**WHAT YOU HAVE TO DO**
In the copy, keep every record exact and leave out all images.

-*-*-

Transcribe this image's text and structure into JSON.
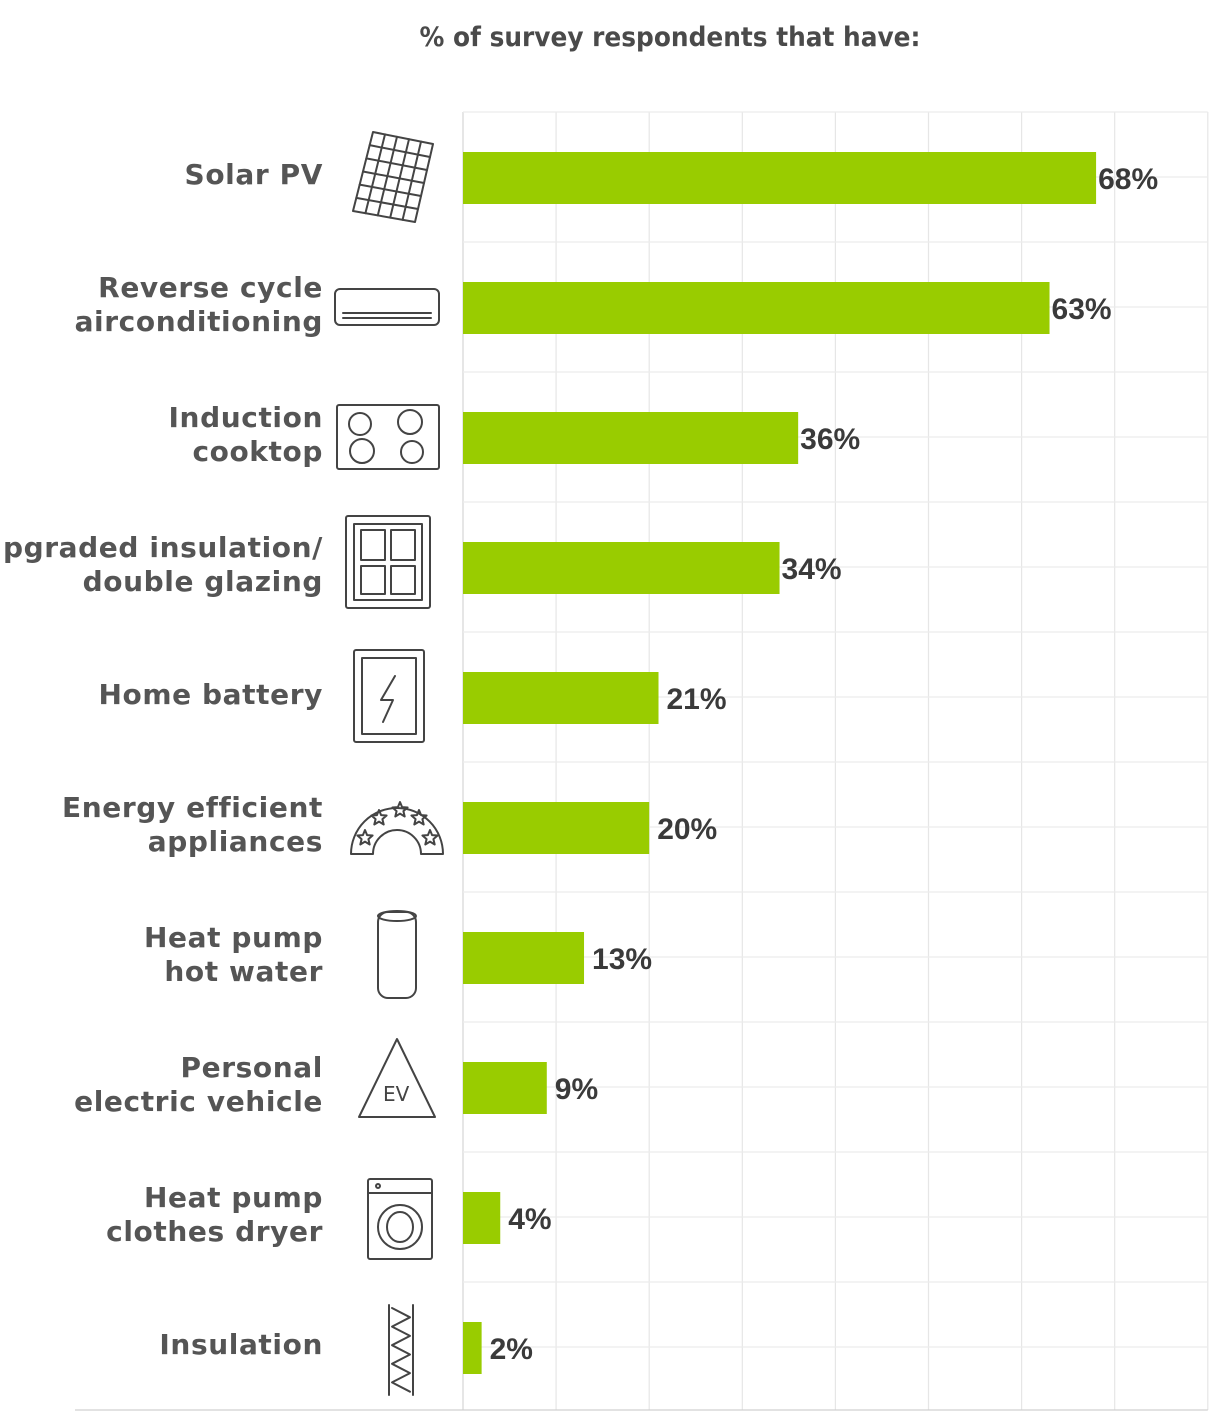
{
  "chart_data": {
    "type": "bar",
    "orientation": "horizontal",
    "title": "% of survey respondents that have:",
    "xlabel": "",
    "ylabel": "",
    "xlim": [
      0,
      80
    ],
    "grid": true,
    "bar_color": "#99cc00",
    "categories": [
      [
        "Solar PV"
      ],
      [
        "Reverse cycle",
        "airconditioning"
      ],
      [
        "Induction",
        "cooktop"
      ],
      [
        "Upgraded insulation/",
        "double glazing"
      ],
      [
        "Home battery"
      ],
      [
        "Energy efficient",
        "appliances"
      ],
      [
        "Heat pump",
        "hot water"
      ],
      [
        "Personal",
        "electric vehicle"
      ],
      [
        "Heat pump",
        "clothes dryer"
      ],
      [
        "Insulation"
      ]
    ],
    "values": [
      68,
      63,
      36,
      34,
      21,
      20,
      13,
      9,
      4,
      2
    ],
    "value_labels": [
      "68%",
      "63%",
      "36%",
      "34%",
      "21%",
      "20%",
      "13%",
      "9%",
      "4%",
      "2%"
    ],
    "icons": [
      "solar-panel-icon",
      "air-conditioner-icon",
      "cooktop-icon",
      "window-icon",
      "battery-icon",
      "star-rating-icon",
      "hot-water-cylinder-icon",
      "ev-sign-icon",
      "clothes-dryer-icon",
      "wall-insulation-icon"
    ]
  }
}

-*-*-

**EXERCISE RESPONSE**
Transcribe this image's text and structure into JSON.
{
  "chart_data": {
    "type": "bar",
    "orientation": "horizontal",
    "title": "% of survey respondents that have:",
    "xlabel": "",
    "ylabel": "",
    "xlim": [
      0,
      80
    ],
    "grid": true,
    "bar_color": "#99cc00",
    "categories": [
      [
        "Solar PV"
      ],
      [
        "Reverse cycle",
        "airconditioning"
      ],
      [
        "Induction",
        "cooktop"
      ],
      [
        "Upgraded insulation/",
        "double glazing"
      ],
      [
        "Home battery"
      ],
      [
        "Energy efficient",
        "appliances"
      ],
      [
        "Heat pump",
        "hot water"
      ],
      [
        "Personal",
        "electric vehicle"
      ],
      [
        "Heat pump",
        "clothes dryer"
      ],
      [
        "Insulation"
      ]
    ],
    "values": [
      68,
      63,
      36,
      34,
      21,
      20,
      13,
      9,
      4,
      2
    ],
    "value_labels": [
      "68%",
      "63%",
      "36%",
      "34%",
      "21%",
      "20%",
      "13%",
      "9%",
      "4%",
      "2%"
    ],
    "icons": [
      "solar-panel-icon",
      "air-conditioner-icon",
      "cooktop-icon",
      "window-icon",
      "battery-icon",
      "star-rating-icon",
      "hot-water-cylinder-icon",
      "ev-sign-icon",
      "clothes-dryer-icon",
      "wall-insulation-icon"
    ]
  }
}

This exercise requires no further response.